▶ [Directive] Copy everything in the listing below word for word, apart from any images.
====== Input records
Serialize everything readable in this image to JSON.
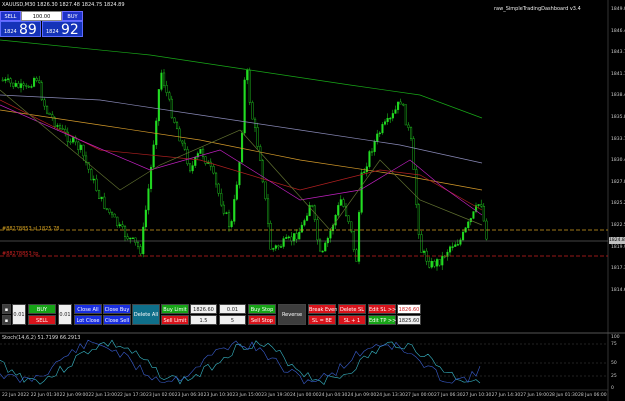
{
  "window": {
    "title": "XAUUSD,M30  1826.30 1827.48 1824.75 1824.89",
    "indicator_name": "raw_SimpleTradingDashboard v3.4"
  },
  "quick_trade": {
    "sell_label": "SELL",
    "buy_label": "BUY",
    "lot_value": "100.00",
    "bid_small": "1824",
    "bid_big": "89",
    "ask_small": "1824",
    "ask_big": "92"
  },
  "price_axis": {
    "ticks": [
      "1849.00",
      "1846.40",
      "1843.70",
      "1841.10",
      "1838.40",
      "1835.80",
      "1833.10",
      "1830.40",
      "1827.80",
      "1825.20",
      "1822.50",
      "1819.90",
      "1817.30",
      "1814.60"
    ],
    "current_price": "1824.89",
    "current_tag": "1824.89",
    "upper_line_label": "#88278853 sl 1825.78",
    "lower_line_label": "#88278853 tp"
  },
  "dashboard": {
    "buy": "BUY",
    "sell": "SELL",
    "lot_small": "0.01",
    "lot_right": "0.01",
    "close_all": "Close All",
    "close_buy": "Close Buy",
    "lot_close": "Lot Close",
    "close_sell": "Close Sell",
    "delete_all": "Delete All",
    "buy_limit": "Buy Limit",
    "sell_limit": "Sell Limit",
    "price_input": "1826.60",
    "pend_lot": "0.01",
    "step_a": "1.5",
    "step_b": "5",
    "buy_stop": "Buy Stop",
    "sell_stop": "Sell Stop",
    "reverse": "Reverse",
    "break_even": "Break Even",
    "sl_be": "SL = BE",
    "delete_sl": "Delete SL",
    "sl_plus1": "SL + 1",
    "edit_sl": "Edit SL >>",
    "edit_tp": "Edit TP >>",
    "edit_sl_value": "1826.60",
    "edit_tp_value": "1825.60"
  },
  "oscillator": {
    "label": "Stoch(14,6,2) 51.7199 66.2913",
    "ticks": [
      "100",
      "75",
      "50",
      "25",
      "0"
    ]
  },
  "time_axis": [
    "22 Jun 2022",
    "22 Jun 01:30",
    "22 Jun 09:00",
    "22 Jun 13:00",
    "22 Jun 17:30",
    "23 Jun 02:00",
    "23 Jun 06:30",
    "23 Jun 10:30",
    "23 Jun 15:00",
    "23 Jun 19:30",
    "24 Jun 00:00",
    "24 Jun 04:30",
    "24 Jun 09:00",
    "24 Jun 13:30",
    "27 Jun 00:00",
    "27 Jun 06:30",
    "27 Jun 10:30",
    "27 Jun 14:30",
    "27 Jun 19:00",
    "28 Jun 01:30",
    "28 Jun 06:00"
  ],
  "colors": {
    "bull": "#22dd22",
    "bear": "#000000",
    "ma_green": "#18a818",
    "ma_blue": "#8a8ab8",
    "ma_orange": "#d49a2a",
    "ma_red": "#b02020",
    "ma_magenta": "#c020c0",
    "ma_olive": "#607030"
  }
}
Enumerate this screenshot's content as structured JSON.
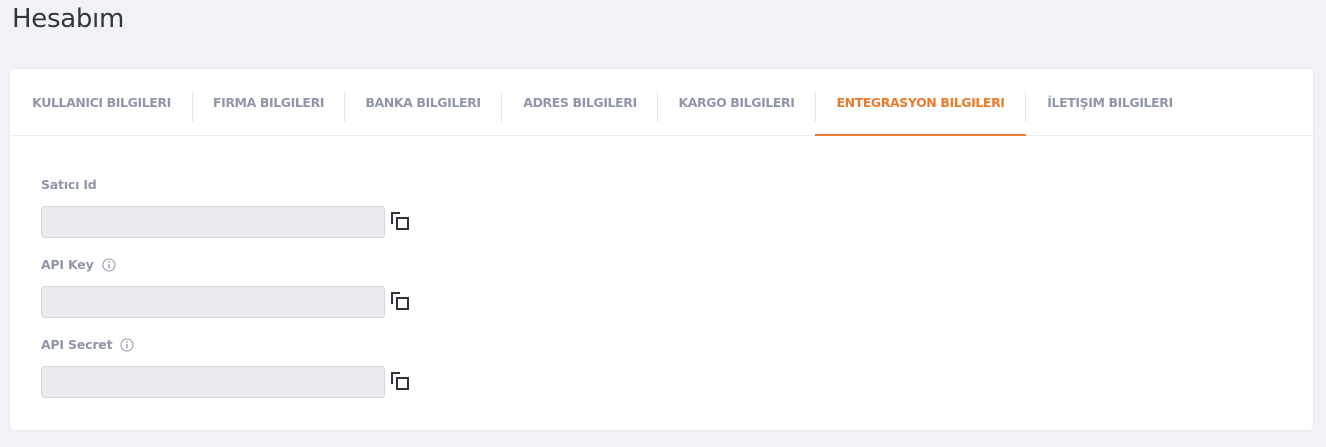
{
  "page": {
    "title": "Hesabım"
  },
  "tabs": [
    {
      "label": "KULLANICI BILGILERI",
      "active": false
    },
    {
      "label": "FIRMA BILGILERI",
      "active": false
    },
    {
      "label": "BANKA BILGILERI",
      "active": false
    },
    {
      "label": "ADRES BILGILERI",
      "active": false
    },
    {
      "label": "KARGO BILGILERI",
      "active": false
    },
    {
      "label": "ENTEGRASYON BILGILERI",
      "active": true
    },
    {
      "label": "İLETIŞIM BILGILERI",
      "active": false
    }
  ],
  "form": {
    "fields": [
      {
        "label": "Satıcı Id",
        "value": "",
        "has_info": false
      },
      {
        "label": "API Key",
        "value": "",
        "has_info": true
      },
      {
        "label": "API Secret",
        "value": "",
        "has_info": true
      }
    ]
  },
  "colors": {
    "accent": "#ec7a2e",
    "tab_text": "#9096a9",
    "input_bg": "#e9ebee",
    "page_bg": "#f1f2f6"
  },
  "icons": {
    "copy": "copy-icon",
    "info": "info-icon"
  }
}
============
▶ [Written solution]
Serialize everything readable in this image to JSON.
{
  "window": {
    "title": "XAUUSD,M30  1826.30 1827.48 1824.75 1824.89",
    "indicator_name": "raw_SimpleTradingDashboard v3.4"
  },
  "quick_trade": {
    "sell_label": "SELL",
    "buy_label": "BUY",
    "lot_value": "100.00",
    "bid_small": "1824",
    "bid_big": "89",
    "ask_small": "1824",
    "ask_big": "92"
  },
  "price_axis": {
    "ticks": [
      "1849.00",
      "1846.40",
      "1843.70",
      "1841.10",
      "1838.40",
      "1835.80",
      "1833.10",
      "1830.40",
      "1827.80",
      "1825.20",
      "1822.50",
      "1819.90",
      "1817.30",
      "1814.60"
    ],
    "current_price": "1824.89",
    "current_tag": "1824.89",
    "upper_line_label": "#88278853 sl 1825.78",
    "lower_line_label": "#88278853 tp"
  },
  "dashboard": {
    "buy": "BUY",
    "sell": "SELL",
    "lot_small": "0.01",
    "lot_right": "0.01",
    "close_all": "Close All",
    "close_buy": "Close Buy",
    "lot_close": "Lot Close",
    "close_sell": "Close Sell",
    "delete_all": "Delete All",
    "buy_limit": "Buy Limit",
    "sell_limit": "Sell Limit",
    "price_input": "1826.60",
    "pend_lot": "0.01",
    "step_a": "1.5",
    "step_b": "5",
    "buy_stop": "Buy Stop",
    "sell_stop": "Sell Stop",
    "reverse": "Reverse",
    "break_even": "Break Even",
    "sl_be": "SL = BE",
    "delete_sl": "Delete SL",
    "sl_plus1": "SL + 1",
    "edit_sl": "Edit SL >>",
    "edit_tp": "Edit TP >>",
    "edit_sl_value": "1826.60",
    "edit_tp_value": "1825.60"
  },
  "oscillator": {
    "label": "Stoch(14,6,2) 51.7199 66.2913",
    "ticks": [
      "100",
      "75",
      "50",
      "25",
      "0"
    ]
  },
  "time_axis": [
    "22 Jun 2022",
    "22 Jun 01:30",
    "22 Jun 09:00",
    "22 Jun 13:00",
    "22 Jun 17:30",
    "23 Jun 02:00",
    "23 Jun 06:30",
    "23 Jun 10:30",
    "23 Jun 15:00",
    "23 Jun 19:30",
    "24 Jun 00:00",
    "24 Jun 04:30",
    "24 Jun 09:00",
    "24 Jun 13:30",
    "27 Jun 00:00",
    "27 Jun 06:30",
    "27 Jun 10:30",
    "27 Jun 14:30",
    "27 Jun 19:00",
    "28 Jun 01:30",
    "28 Jun 06:00"
  ],
  "colors": {
    "bull": "#22dd22",
    "bear": "#000000",
    "ma_green": "#18a818",
    "ma_blue": "#8a8ab8",
    "ma_orange": "#d49a2a",
    "ma_red": "#b02020",
    "ma_magenta": "#c020c0",
    "ma_olive": "#607030"
  }
}
Enumerate this screenshot's content as structured JSON.
{
  "page": {
    "title": "Hesabım"
  },
  "tabs": [
    {
      "label": "KULLANICI BILGILERI",
      "active": false
    },
    {
      "label": "FIRMA BILGILERI",
      "active": false
    },
    {
      "label": "BANKA BILGILERI",
      "active": false
    },
    {
      "label": "ADRES BILGILERI",
      "active": false
    },
    {
      "label": "KARGO BILGILERI",
      "active": false
    },
    {
      "label": "ENTEGRASYON BILGILERI",
      "active": true
    },
    {
      "label": "İLETIŞIM BILGILERI",
      "active": false
    }
  ],
  "form": {
    "fields": [
      {
        "label": "Satıcı Id",
        "value": "",
        "has_info": false
      },
      {
        "label": "API Key",
        "value": "",
        "has_info": true
      },
      {
        "label": "API Secret",
        "value": "",
        "has_info": true
      }
    ]
  },
  "colors": {
    "accent": "#ec7a2e",
    "tab_text": "#9096a9",
    "input_bg": "#e9ebee",
    "page_bg": "#f1f2f6"
  },
  "icons": {
    "copy": "copy-icon",
    "info": "info-icon"
  }
}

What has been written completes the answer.